> [To be done]
Can you output the records below exactly as they are written?

(Stored entries)
========
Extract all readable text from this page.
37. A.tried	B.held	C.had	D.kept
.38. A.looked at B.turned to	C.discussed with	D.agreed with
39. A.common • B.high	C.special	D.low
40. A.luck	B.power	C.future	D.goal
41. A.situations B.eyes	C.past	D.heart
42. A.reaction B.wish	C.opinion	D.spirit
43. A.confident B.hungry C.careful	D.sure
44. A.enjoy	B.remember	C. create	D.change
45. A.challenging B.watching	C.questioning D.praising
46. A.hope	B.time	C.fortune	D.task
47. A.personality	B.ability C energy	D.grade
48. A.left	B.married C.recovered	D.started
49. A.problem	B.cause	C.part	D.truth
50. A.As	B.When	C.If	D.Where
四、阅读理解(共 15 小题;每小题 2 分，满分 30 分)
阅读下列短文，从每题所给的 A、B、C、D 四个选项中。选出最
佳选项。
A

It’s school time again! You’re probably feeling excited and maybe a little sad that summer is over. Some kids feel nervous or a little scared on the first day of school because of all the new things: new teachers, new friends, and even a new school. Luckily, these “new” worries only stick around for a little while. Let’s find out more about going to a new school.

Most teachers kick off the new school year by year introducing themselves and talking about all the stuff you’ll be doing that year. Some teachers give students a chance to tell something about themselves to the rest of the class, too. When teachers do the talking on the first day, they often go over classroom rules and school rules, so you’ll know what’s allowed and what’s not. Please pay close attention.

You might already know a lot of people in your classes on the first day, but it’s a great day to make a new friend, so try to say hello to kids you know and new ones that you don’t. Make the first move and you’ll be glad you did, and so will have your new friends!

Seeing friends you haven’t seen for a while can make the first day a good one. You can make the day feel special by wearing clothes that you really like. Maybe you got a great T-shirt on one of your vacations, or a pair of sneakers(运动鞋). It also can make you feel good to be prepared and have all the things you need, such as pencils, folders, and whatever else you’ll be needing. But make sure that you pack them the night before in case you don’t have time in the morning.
========
> [Right answer]
Extract all readable text from this page.
37. A.tried	B.held	C.had	D.kept
.38. A.looked at B.turned to	C.discussed with	D.agreed with
39. A.common • B.high	C.special	D.low
40. A.luck	B.power	C.future	D.goal
41. A.situations B.eyes	C.past	D.heart
42. A.reaction B.wish	C.opinion	D.spirit
43. A.confident B.hungry C.careful	D.sure
44. A.enjoy	B.remember	C. create	D.change
45. A.challenging B.watching	C.questioning D.praising
46. A.hope	B.time	C.fortune	D.task
47. A.personality	B.ability C energy	D.grade
48. A.left	B.married C.recovered	D.started
49. A.problem	B.cause	C.part	D.truth
50. A.As	B.When	C.If	D.Where
四、阅读理解(共 15 小题;每小题 2 分，满分 30 分)
阅读下列短文，从每题所给的 A、B、C、D 四个选项中。选出最
佳选项。
A

It’s school time again! You’re probably feeling excited and maybe a little sad that summer is over. Some kids feel nervous or a little scared on the first day of school because of all the new things: new teachers, new friends, and even a new school. Luckily, these “new” worries only stick around for a little while. Let’s find out more about going to a new school.

Most teachers kick off the new school year by year introducing themselves and talking about all the stuff you’ll be doing that year. Some teachers give students a chance to tell something about themselves to the rest of the class, too. When teachers do the talking on the first day, they often go over classroom rules and school rules, so you’ll know what’s allowed and what’s not. Please pay close attention.

You might already know a lot of people in your classes on the first day, but it’s a great day to make a new friend, so try to say hello to kids you know and new ones that you don’t. Make the first move and you’ll be glad you did, and so will have your new friends!

Seeing friends you haven’t seen for a while can make the first day a good one. You can make the day feel special by wearing clothes that you really like. Maybe you got a great T-shirt on one of your vacations, or a pair of sneakers(运动鞋). It also can make you feel good to be prepared and have all the things you need, such as pencils, folders, and whatever else you’ll be needing. But make sure that you pack them the night before in case you don’t have time in the morning.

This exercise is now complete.